_Extracted records_:
-- Start --
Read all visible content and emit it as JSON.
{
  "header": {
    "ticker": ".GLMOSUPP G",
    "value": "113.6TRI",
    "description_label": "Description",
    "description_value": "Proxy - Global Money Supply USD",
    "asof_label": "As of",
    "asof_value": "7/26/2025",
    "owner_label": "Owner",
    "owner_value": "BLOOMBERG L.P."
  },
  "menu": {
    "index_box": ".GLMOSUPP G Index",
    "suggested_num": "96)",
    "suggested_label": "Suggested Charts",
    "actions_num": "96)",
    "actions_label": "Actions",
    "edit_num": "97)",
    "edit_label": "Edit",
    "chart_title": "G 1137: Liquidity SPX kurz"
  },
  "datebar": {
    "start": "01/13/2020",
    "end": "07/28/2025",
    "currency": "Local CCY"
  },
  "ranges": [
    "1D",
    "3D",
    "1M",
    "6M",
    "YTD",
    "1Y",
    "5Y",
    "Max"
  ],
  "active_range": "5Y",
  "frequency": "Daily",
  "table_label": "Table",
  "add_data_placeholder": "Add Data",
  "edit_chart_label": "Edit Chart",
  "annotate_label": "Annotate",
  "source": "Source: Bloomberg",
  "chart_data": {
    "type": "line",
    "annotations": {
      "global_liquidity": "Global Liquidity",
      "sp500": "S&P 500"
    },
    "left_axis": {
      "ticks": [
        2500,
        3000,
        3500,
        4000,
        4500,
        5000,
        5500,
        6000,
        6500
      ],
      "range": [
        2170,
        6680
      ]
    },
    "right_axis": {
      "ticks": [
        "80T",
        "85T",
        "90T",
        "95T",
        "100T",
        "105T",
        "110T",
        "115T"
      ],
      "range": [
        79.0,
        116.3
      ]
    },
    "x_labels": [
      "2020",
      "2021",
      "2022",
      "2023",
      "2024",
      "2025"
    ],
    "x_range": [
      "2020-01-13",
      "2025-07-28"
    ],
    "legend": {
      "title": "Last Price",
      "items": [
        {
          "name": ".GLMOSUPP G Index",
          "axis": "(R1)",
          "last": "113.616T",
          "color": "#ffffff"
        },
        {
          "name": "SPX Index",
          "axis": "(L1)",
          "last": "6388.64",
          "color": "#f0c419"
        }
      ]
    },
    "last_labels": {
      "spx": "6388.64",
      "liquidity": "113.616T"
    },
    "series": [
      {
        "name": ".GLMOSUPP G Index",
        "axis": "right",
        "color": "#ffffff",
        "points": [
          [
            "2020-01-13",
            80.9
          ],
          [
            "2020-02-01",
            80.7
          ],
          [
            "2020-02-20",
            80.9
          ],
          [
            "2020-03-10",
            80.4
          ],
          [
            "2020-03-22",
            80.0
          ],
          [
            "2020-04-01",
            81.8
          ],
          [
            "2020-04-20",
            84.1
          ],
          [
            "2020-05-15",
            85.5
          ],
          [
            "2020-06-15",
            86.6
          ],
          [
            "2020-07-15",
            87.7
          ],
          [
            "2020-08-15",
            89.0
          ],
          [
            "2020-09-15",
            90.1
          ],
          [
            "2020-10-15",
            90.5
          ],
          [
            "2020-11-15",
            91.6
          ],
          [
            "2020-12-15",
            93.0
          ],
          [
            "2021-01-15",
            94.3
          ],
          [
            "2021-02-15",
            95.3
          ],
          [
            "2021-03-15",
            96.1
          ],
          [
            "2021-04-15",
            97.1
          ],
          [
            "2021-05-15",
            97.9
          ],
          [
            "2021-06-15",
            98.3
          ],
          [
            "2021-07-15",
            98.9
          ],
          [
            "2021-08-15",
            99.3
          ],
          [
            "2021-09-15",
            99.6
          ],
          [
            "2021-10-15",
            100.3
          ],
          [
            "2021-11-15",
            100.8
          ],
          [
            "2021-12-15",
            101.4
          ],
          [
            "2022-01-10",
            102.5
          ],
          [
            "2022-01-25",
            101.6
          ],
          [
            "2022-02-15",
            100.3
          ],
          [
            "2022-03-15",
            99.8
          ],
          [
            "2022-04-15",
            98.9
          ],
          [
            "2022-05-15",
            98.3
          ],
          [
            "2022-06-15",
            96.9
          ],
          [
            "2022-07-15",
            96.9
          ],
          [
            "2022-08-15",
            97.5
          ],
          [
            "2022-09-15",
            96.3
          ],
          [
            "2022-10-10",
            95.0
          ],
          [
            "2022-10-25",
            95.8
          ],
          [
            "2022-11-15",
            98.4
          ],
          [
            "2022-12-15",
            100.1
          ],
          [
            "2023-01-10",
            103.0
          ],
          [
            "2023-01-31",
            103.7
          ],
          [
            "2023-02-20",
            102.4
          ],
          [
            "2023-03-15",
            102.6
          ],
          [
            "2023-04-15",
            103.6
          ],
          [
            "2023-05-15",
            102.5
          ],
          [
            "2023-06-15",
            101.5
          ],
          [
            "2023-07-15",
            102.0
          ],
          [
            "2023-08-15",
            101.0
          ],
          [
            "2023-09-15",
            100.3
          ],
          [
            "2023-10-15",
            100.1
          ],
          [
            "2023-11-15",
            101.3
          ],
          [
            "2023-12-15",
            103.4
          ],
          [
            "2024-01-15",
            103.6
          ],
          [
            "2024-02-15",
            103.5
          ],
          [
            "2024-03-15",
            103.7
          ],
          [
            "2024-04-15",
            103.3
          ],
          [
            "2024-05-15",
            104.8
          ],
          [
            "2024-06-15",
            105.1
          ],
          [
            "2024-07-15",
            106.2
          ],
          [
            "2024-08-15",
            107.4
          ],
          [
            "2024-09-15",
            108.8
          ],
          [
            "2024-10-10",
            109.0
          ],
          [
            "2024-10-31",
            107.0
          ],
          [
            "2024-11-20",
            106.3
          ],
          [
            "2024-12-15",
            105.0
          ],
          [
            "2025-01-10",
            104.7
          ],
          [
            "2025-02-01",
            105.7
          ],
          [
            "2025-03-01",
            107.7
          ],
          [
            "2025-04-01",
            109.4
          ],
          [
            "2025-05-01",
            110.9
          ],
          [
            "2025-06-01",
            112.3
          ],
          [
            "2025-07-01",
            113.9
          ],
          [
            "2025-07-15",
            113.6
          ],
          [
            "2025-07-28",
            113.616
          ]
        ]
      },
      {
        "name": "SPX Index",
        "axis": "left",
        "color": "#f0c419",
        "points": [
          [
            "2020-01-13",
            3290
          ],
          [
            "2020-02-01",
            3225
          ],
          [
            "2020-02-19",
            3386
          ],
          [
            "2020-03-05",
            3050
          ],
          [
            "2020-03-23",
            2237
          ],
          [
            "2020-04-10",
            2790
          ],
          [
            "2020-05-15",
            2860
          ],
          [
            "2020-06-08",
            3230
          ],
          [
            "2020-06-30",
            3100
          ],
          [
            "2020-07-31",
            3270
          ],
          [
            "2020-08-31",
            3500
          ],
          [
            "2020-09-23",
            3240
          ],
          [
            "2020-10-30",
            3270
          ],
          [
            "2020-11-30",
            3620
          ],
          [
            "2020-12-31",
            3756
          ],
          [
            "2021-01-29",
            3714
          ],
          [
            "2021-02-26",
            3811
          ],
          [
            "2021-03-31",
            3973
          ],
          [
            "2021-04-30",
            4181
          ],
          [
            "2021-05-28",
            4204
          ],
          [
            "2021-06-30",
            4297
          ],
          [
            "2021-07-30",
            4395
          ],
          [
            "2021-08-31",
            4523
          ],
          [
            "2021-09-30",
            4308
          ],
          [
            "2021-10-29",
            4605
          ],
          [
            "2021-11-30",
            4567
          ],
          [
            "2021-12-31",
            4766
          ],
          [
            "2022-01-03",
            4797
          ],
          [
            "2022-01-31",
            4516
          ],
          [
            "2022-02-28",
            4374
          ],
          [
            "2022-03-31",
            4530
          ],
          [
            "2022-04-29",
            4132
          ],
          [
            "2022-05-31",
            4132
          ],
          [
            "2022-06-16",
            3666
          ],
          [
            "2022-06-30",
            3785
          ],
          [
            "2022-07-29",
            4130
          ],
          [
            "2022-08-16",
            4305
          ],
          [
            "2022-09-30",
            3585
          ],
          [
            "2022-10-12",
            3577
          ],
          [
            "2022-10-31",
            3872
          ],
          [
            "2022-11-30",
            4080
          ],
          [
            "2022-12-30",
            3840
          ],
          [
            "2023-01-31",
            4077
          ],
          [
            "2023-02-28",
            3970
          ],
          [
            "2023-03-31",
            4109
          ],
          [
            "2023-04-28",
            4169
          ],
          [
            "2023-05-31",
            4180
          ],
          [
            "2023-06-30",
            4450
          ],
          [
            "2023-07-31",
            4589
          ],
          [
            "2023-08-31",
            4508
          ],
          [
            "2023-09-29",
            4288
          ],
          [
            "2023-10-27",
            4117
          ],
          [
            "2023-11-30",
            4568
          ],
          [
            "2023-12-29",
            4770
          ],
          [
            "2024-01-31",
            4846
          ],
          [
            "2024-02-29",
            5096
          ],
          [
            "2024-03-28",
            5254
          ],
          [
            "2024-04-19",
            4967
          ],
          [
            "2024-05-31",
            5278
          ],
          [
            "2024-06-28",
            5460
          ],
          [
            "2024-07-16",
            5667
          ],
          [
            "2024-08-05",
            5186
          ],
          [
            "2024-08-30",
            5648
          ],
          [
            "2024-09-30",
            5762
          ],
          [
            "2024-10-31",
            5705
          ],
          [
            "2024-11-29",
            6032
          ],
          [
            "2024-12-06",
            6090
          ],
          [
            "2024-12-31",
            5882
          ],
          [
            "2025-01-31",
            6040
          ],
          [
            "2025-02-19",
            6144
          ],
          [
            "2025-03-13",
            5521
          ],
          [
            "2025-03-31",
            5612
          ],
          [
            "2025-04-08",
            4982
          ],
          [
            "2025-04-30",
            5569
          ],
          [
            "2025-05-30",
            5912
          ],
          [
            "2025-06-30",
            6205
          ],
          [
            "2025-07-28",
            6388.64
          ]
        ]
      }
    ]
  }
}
-- End --
_Exercise goal_: Collect the lines of the records that include the string "GLMOSUPP".

_Exercise response_:
    "ticker": ".GLMOSUPP G",
    "index_box": ".GLMOSUPP G Index",
          "name": ".GLMOSUPP G Index",
        "name": ".GLMOSUPP G Index",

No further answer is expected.